§ **Information provided**
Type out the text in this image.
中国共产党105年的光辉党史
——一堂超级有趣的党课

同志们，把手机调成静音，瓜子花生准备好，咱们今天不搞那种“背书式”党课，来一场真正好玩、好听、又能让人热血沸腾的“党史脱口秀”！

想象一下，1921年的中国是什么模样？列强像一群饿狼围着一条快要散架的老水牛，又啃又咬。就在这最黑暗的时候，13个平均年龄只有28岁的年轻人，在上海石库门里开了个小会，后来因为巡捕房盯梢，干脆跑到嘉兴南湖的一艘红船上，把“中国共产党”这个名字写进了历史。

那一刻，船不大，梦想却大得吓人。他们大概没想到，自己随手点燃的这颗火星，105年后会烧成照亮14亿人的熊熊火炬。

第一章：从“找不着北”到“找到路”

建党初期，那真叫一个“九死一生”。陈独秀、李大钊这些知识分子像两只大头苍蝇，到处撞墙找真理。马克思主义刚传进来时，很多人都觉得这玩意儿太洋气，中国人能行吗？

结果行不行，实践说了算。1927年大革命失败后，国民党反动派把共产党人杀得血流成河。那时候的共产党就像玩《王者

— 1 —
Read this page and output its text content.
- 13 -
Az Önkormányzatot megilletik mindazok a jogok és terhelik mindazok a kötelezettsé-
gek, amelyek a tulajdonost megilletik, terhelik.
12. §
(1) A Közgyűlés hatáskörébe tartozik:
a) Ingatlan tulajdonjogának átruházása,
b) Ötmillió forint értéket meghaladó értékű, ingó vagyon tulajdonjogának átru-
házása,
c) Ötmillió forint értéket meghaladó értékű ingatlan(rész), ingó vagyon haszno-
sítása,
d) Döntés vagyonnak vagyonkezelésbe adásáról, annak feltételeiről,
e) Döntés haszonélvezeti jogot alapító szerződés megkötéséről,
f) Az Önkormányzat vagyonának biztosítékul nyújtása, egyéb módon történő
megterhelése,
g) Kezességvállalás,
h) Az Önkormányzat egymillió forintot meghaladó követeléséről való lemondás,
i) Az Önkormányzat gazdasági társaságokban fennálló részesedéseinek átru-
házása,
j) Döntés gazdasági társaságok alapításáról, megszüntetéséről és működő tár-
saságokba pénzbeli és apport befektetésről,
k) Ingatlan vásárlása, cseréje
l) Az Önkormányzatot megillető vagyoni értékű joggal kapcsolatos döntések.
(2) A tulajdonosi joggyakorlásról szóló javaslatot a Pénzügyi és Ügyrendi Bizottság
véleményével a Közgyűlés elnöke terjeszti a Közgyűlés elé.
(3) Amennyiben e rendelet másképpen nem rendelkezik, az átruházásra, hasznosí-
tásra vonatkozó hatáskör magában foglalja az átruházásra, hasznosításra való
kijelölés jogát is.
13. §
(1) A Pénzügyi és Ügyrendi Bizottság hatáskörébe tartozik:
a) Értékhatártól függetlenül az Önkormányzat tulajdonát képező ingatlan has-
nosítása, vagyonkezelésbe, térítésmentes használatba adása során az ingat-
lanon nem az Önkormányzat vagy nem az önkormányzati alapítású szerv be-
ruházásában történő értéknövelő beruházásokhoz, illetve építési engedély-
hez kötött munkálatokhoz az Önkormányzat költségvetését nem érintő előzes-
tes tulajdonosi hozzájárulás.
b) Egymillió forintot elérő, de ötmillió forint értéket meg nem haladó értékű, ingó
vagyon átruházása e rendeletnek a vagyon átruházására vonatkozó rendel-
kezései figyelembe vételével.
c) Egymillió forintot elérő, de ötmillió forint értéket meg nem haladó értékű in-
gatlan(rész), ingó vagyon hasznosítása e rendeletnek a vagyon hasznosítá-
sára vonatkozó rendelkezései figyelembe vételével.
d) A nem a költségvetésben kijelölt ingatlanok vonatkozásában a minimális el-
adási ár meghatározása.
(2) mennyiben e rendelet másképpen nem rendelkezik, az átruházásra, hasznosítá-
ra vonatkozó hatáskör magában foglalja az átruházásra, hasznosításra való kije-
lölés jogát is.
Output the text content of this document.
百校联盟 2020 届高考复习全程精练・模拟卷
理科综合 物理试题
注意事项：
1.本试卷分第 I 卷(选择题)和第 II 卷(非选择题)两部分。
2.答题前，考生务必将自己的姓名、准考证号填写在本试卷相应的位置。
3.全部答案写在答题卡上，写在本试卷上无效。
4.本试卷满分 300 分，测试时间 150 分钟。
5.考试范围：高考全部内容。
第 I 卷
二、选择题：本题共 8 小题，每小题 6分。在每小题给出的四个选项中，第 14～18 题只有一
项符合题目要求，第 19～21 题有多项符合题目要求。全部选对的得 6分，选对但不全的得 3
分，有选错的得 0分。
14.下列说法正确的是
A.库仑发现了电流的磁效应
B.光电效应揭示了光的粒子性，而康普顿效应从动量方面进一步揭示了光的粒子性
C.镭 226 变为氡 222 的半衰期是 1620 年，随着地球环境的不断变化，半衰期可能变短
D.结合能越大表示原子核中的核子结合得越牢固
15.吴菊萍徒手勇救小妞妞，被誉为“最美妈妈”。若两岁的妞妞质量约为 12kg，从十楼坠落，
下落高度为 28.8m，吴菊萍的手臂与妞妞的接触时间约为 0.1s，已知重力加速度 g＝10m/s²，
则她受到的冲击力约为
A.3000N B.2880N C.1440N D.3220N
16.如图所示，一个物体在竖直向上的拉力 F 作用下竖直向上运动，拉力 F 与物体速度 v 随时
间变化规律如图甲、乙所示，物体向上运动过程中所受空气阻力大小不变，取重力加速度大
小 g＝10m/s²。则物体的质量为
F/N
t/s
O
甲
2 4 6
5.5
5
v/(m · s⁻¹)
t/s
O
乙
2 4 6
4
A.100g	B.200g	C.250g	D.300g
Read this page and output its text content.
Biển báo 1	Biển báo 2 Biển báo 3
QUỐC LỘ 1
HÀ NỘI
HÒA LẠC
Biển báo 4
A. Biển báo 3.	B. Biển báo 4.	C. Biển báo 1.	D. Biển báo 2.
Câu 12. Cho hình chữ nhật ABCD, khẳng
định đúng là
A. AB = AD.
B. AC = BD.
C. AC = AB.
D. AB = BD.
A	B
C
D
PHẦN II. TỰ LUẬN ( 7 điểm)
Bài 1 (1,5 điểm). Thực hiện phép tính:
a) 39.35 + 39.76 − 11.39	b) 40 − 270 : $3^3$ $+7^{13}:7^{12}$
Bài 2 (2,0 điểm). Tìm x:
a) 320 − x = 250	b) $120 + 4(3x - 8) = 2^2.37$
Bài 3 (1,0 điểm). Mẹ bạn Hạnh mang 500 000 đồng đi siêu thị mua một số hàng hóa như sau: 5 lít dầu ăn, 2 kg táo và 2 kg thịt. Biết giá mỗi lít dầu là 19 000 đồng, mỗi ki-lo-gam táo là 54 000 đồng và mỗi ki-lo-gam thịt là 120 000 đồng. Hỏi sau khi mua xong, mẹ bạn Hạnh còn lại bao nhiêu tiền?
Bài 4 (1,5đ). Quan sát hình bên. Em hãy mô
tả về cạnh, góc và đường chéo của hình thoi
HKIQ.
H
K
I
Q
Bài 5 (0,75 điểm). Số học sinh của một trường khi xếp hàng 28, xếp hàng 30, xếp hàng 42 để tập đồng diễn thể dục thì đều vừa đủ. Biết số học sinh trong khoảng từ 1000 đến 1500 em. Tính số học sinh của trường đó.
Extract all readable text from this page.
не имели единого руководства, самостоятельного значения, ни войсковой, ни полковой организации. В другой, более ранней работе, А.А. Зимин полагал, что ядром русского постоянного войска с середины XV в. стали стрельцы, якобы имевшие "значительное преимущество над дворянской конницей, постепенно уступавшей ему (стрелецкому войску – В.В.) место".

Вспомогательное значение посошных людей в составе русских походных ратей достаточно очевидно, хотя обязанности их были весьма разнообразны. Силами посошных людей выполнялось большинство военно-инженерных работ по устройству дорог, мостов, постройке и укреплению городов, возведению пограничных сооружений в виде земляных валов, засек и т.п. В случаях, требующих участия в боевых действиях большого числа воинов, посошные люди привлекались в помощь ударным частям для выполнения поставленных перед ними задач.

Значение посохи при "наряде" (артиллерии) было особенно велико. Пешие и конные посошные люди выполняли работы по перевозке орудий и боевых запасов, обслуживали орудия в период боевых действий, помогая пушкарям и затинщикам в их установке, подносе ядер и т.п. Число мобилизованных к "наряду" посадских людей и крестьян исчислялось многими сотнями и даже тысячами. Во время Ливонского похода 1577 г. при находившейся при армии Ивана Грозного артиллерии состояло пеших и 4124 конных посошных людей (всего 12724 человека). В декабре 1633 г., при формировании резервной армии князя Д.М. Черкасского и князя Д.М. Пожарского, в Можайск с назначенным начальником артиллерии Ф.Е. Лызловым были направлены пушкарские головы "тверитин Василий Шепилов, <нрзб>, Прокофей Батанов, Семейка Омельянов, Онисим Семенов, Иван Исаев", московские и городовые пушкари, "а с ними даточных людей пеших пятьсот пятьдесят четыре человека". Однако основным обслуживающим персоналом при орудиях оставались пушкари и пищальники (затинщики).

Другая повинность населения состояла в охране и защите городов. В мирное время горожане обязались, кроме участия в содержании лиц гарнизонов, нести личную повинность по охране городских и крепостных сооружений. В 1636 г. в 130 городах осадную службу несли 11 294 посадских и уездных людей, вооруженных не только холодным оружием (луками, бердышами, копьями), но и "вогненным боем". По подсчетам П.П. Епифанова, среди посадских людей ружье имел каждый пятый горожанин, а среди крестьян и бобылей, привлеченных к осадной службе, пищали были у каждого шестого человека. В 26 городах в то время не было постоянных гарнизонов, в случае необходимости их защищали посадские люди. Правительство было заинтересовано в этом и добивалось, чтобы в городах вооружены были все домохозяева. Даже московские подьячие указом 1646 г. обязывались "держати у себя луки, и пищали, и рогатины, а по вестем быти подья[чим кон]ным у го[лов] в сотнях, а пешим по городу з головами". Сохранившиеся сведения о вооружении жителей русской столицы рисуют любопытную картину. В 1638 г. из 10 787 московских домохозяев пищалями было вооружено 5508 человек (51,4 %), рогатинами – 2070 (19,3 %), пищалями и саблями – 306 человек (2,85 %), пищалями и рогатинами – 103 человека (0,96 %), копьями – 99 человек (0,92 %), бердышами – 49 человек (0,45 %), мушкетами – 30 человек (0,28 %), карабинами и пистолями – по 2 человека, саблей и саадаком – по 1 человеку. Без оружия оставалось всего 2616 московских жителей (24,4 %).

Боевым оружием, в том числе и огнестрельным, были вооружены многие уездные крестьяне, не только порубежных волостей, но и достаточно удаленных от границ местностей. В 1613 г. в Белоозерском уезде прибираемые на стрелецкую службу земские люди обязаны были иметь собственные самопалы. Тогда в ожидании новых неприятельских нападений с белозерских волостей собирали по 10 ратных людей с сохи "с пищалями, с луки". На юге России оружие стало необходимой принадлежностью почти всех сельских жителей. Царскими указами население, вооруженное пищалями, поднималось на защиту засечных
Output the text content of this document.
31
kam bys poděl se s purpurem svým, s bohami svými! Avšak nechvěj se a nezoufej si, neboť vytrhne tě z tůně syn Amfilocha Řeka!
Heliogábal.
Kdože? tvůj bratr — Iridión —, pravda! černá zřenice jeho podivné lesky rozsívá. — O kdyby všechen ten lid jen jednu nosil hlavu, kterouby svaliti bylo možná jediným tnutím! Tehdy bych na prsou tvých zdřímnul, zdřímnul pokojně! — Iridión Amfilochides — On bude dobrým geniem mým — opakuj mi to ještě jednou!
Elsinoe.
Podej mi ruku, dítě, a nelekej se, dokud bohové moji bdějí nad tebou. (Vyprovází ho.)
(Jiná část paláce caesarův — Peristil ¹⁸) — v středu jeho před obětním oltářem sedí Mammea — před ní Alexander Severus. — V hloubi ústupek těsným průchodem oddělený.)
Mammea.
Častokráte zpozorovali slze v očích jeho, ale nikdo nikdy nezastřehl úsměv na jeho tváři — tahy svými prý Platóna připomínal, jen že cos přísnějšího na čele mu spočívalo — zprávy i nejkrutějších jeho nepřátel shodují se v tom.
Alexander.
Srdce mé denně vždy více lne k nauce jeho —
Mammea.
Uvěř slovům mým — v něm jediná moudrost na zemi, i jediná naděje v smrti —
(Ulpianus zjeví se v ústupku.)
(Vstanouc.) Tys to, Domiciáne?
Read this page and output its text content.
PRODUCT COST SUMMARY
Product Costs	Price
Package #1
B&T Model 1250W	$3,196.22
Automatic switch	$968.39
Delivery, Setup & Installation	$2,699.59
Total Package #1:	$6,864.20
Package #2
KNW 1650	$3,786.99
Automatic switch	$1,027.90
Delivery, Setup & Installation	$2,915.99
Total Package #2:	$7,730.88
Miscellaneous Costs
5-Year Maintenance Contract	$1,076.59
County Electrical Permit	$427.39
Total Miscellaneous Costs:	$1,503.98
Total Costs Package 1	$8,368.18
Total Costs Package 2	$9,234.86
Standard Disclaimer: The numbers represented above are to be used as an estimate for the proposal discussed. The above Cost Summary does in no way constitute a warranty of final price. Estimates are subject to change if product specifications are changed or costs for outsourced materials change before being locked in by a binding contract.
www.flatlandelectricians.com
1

§ **Directive**
Among the lines of the data, identify those with the word "rendeletnek". Copy each of them.

§ **Correct answer**
vagyon átruházása e rendeletnek a vagyon átruházására vonatkozó rendel-
gatlan(rész), ingó vagyon hasznosítása e rendeletnek a vagyon hasznosítá-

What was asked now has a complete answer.